Quote the data below in full, please, without altering anything.

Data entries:

+ + + +

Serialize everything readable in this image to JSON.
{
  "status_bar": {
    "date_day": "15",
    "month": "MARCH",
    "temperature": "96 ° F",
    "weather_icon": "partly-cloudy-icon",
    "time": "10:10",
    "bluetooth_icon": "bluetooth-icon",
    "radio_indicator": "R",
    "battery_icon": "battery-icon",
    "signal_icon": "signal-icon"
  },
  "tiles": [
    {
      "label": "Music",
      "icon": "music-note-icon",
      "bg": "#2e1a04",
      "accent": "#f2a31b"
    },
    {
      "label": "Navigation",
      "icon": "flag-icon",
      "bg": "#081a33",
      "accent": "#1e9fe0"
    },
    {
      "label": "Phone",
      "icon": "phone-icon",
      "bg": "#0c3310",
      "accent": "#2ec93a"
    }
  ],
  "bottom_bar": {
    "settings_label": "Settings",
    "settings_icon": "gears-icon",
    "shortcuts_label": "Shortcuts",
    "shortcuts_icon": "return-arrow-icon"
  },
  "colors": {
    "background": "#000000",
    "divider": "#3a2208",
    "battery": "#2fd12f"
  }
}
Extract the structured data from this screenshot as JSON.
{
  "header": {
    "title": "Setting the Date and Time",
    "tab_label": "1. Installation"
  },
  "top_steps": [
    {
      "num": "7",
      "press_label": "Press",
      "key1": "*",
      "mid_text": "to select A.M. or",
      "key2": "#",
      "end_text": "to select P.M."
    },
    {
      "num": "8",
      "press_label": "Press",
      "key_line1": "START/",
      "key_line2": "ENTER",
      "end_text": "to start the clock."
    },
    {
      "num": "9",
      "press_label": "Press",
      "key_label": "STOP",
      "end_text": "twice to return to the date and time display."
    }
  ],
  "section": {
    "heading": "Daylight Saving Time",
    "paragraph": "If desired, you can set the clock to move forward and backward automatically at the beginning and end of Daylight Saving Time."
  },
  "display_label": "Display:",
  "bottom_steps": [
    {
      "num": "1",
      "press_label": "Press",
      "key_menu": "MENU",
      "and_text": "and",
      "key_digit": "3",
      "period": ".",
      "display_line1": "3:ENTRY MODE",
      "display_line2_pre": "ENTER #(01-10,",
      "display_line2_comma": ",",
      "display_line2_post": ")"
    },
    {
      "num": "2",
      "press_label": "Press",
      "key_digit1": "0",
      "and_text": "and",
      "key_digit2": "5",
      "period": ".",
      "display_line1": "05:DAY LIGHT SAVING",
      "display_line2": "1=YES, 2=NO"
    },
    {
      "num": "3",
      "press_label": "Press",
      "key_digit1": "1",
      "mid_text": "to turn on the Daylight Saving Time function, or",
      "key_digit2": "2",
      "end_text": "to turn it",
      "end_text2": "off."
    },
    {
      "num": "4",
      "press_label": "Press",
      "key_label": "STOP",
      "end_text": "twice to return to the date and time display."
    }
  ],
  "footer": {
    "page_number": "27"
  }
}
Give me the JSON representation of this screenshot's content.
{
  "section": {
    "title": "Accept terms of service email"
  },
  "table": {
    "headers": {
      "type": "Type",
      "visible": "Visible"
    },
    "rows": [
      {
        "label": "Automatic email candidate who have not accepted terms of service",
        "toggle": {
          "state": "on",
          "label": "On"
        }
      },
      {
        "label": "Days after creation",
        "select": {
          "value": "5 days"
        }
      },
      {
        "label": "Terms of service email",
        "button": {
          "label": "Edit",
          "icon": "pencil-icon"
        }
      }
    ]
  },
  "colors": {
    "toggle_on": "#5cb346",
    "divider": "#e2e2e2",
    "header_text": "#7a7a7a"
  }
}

+ + + +

EXERCISE RESULT:
Serialize everything readable in this image to JSON.
{
  "status_bar": {
    "date_day": "15",
    "month": "MARCH",
    "temperature": "96 ° F",
    "weather_icon": "partly-cloudy-icon",
    "time": "10:10",
    "bluetooth_icon": "bluetooth-icon",
    "radio_indicator": "R",
    "battery_icon": "battery-icon",
    "signal_icon": "signal-icon"
  },
  "tiles": [
    {
      "label": "Music",
      "icon": "music-note-icon",
      "bg": "#2e1a04",
      "accent": "#f2a31b"
    },
    {
      "label": "Navigation",
      "icon": "flag-icon",
      "bg": "#081a33",
      "accent": "#1e9fe0"
    },
    {
      "label": "Phone",
      "icon": "phone-icon",
      "bg": "#0c3310",
      "accent": "#2ec93a"
    }
  ],
  "bottom_bar": {
    "settings_label": "Settings",
    "settings_icon": "gears-icon",
    "shortcuts_label": "Shortcuts",
    "shortcuts_icon": "return-arrow-icon"
  },
  "colors": {
    "background": "#000000",
    "divider": "#3a2208",
    "battery": "#2fd12f"
  }
}
Extract the structured data from this screenshot as JSON.
{
  "header": {
    "title": "Setting the Date and Time",
    "tab_label": "1. Installation"
  },
  "top_steps": [
    {
      "num": "7",
      "press_label": "Press",
      "key1": "*",
      "mid_text": "to select A.M. or",
      "key2": "#",
      "end_text": "to select P.M."
    },
    {
      "num": "8",
      "press_label": "Press",
      "key_line1": "START/",
      "key_line2": "ENTER",
      "end_text": "to start the clock."
    },
    {
      "num": "9",
      "press_label": "Press",
      "key_label": "STOP",
      "end_text": "twice to return to the date and time display."
    }
  ],
  "section": {
    "heading": "Daylight Saving Time",
    "paragraph": "If desired, you can set the clock to move forward and backward automatically at the beginning and end of Daylight Saving Time."
  },
  "display_label": "Display:",
  "bottom_steps": [
    {
      "num": "1",
      "press_label": "Press",
      "key_menu": "MENU",
      "and_text": "and",
      "key_digit": "3",
      "period": ".",
      "display_line1": "3:ENTRY MODE",
      "display_line2_pre": "ENTER #(01-10,",
      "display_line2_comma": ",",
      "display_line2_post": ")"
    },
    {
      "num": "2",
      "press_label": "Press",
      "key_digit1": "0",
      "and_text": "and",
      "key_digit2": "5",
      "period": ".",
      "display_line1": "05:DAY LIGHT SAVING",
      "display_line2": "1=YES, 2=NO"
    },
    {
      "num": "3",
      "press_label": "Press",
      "key_digit1": "1",
      "mid_text": "to turn on the Daylight Saving Time function, or",
      "key_digit2": "2",
      "end_text": "to turn it",
      "end_text2": "off."
    },
    {
      "num": "4",
      "press_label": "Press",
      "key_label": "STOP",
      "end_text": "twice to return to the date and time display."
    }
  ],
  "footer": {
    "page_number": "27"
  }
}
Give me the JSON representation of this screenshot's content.
{
  "section": {
    "title": "Accept terms of service email"
  },
  "table": {
    "headers": {
      "type": "Type",
      "visible": "Visible"
    },
    "rows": [
      {
        "label": "Automatic email candidate who have not accepted terms of service",
        "toggle": {
          "state": "on",
          "label": "On"
        }
      },
      {
        "label": "Days after creation",
        "select": {
          "value": "5 days"
        }
      },
      {
        "label": "Terms of service email",
        "button": {
          "label": "Edit",
          "icon": "pencil-icon"
        }
      }
    ]
  },
  "colors": {
    "toggle_on": "#5cb346",
    "divider": "#e2e2e2",
    "header_text": "#7a7a7a"
  }
}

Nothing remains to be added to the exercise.